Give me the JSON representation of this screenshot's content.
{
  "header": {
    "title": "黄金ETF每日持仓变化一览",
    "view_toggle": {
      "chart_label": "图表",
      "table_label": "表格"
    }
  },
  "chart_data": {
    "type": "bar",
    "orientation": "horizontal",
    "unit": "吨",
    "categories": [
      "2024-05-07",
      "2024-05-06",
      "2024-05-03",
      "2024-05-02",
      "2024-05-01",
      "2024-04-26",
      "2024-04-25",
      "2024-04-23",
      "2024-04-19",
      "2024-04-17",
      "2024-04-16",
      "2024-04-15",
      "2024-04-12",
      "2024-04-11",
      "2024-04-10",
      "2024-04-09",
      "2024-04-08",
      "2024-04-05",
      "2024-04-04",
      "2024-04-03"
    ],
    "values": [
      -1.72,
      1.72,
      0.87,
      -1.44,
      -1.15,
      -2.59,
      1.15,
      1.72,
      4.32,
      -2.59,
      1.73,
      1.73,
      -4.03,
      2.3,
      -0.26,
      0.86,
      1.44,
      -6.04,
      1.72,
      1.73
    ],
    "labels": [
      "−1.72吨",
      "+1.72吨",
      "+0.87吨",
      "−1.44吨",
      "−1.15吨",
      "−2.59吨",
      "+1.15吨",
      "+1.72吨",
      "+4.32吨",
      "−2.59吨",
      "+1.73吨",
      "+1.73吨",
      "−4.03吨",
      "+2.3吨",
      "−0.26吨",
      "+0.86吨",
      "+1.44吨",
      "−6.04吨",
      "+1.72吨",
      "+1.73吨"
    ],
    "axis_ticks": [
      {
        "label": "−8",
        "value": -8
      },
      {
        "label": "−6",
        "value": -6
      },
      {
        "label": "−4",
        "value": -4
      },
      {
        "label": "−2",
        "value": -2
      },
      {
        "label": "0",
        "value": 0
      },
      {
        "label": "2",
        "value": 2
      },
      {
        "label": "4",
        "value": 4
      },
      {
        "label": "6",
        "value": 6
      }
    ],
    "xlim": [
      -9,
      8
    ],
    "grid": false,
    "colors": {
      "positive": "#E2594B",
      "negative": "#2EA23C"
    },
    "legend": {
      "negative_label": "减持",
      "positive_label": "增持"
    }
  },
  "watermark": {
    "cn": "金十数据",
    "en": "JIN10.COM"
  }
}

==

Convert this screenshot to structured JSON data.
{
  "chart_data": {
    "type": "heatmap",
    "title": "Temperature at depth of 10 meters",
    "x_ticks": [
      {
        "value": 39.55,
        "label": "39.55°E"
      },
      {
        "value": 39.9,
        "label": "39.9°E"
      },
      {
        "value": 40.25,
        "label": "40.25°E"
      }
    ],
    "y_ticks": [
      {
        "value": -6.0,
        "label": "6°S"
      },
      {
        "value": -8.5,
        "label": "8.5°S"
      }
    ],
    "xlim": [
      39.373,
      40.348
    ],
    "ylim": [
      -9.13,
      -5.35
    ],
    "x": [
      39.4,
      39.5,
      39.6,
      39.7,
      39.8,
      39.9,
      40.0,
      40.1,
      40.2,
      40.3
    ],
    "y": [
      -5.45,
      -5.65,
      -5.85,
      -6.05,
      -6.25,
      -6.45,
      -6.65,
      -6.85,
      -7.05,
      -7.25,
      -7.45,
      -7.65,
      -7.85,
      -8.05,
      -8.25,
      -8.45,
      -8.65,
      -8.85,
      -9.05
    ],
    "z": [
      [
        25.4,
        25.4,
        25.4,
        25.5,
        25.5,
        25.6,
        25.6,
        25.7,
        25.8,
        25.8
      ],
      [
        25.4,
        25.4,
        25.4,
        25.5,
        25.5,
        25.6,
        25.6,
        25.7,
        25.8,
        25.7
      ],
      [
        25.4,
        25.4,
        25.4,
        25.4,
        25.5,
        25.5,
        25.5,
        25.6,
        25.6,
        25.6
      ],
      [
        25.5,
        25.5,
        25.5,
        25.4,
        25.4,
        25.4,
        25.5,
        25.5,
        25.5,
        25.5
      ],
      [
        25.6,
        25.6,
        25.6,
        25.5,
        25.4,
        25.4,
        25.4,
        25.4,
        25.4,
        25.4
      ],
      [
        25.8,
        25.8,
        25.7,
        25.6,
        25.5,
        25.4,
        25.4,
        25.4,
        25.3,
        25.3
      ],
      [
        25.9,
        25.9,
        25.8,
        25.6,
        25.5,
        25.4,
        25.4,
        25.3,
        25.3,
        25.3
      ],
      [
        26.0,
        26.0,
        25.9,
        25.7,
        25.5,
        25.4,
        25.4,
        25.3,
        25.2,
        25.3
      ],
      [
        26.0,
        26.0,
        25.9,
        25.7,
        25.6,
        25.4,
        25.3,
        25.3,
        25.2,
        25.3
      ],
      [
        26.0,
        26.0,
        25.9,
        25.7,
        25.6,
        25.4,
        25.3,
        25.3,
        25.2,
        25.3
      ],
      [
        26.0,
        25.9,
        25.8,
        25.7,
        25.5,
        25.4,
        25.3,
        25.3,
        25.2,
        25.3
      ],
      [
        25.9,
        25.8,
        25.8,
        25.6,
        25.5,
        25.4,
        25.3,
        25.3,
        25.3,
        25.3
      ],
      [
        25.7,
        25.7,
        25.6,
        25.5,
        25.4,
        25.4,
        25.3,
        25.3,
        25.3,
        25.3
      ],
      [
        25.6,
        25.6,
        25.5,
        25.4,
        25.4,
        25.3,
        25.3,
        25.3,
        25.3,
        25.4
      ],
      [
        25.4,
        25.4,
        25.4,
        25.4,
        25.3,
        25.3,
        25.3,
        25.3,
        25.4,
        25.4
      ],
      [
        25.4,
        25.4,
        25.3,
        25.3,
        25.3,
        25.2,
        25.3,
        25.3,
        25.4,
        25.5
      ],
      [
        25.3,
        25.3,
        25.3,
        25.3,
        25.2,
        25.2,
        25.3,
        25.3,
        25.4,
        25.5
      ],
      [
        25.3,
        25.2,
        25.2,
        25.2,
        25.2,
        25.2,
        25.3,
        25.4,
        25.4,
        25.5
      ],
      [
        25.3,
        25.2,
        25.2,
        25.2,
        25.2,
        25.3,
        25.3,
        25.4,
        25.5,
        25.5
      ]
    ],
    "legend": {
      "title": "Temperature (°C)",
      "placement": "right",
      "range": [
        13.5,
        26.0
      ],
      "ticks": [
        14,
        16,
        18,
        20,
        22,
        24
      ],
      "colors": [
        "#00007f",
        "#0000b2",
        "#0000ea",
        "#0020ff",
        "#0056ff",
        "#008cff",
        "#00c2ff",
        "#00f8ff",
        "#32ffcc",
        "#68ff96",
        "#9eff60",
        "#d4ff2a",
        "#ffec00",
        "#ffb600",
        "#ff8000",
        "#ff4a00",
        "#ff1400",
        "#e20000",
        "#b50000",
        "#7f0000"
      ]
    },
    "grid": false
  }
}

◆ Directions
Identify all lines where the word "JSON" shows up. Copy them.

◆ Response below
Give me the JSON representation of this screenshot's content.
Convert this screenshot to structured JSON data.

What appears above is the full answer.